━━━━━ Excerpt provided ━━━━━

Hilton v. Stewart

Decision Date23 June 1908
Citation15 Idaho 150,96 P. 579
PartiesANNIE F. A. HILTON, Respondent, v. SAMUEL W. STEWART, Executor of the Estate of JOHN R. PARK, Deceased, Appellant
CourtIdaho Supreme Court

FOREIGN JUDGMENTS-EVIDENCE-MARRIAGE-RES ADJUDICATA-ESTOPPEL.

1. Under sec. 2428, Rev. Stat., "All marriages contracted without this state, which would be valid by the laws of the country in which the same were contracted, are valid in this state."

2. The judgment and decree of the supreme court of the state of Utah, adjudging and decreeing a marriage performed in that state, to be a common-law marriage and to evidence which the following certificate was issued: "John Rockey Park born Tiffin, Seneca, Ohio, 7 May, 1833. Annie Flora Armitage born Nottinghill, London, 19 February, 1853. The above parties were sealed by Prest. D. H. Wells in the presence of Emeline Free Young, at her residence in Salt Lake City, U T., Dec. 5, 1872. The lady being on her supposed death bed. Daniel H. Wells,"-is admissible in evidence in an action in this state involving the marriage status between the same parties.

━━━━━ Dataset extract ━━━━━

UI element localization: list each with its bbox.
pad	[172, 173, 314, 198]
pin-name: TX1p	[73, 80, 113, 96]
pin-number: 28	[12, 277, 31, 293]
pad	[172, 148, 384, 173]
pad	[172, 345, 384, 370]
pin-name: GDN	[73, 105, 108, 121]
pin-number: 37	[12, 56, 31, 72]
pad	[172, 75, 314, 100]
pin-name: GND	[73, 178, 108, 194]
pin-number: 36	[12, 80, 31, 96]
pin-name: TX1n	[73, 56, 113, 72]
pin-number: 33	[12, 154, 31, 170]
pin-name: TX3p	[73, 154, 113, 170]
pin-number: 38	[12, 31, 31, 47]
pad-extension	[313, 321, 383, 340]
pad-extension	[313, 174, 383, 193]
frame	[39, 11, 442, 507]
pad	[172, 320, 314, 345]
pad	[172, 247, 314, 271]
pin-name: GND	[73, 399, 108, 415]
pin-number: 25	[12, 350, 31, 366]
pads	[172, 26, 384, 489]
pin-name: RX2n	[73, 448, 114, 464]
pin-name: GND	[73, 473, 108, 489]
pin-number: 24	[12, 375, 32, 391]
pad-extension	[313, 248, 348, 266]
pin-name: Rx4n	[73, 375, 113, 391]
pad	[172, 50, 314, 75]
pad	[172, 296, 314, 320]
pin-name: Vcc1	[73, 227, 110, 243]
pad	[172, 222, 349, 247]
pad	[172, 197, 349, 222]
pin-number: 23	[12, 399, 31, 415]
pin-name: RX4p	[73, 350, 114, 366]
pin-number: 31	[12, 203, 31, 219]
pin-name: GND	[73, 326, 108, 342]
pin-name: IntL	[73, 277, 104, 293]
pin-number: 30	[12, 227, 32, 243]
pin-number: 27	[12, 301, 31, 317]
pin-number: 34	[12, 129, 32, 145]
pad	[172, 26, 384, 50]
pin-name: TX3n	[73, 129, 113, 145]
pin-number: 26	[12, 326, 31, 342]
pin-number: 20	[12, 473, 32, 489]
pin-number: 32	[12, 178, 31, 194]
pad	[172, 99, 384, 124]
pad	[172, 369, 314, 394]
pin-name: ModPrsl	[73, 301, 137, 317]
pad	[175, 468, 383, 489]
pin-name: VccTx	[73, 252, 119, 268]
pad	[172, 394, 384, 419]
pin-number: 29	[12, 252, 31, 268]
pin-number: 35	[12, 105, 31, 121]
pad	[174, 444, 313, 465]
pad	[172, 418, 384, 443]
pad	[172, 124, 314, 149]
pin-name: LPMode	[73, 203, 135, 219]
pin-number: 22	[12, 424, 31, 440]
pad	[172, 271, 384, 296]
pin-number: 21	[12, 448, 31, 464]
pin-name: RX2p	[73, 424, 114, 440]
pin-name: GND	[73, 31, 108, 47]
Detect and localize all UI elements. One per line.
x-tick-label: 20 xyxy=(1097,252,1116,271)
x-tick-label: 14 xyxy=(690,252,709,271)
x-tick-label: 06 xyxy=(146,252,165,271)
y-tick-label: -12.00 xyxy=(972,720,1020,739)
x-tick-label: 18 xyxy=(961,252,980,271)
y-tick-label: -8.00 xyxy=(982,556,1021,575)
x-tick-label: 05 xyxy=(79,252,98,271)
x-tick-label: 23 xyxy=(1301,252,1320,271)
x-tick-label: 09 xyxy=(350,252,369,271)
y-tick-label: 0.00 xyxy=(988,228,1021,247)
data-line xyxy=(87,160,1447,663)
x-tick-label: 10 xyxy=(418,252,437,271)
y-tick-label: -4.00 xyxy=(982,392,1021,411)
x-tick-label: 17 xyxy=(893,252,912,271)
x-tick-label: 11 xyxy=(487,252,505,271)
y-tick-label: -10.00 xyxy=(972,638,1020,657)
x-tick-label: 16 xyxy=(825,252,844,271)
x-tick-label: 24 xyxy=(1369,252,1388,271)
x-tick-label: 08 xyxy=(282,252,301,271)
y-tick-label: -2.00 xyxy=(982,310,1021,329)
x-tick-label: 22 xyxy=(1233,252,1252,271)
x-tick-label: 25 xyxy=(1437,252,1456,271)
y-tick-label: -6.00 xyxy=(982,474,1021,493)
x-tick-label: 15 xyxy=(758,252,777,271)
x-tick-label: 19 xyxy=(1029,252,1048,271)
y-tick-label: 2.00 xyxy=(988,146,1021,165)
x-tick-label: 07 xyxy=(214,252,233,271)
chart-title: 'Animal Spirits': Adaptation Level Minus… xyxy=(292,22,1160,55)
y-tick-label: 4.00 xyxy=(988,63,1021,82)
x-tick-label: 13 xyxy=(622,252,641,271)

━━━━━

- _Task statement_:
From the case summary above the rows, extract the part that opens with the words containing "Decision Date23 June" and closes with "FOREIGN JUDGMENTS-EVIDENCE-MARRIAGE-RES ADJUDICATA-ESTOPPEL.", unchanged.

- _Reply to the exercise_:
Decision Date23 June 1908
Citation15 Idaho 150,96 P. 579
PartiesANNIE F. A. HILTON, Respondent, v. SAMUEL W. STEWART, Executor of the Estate of JOHN R. PARK, Deceased, Appellant
CourtIdaho Supreme Court

FOREIGN JUDGMENTS-EVIDENCE-MARRIAGE-RES ADJUDICATA-ESTOPPEL.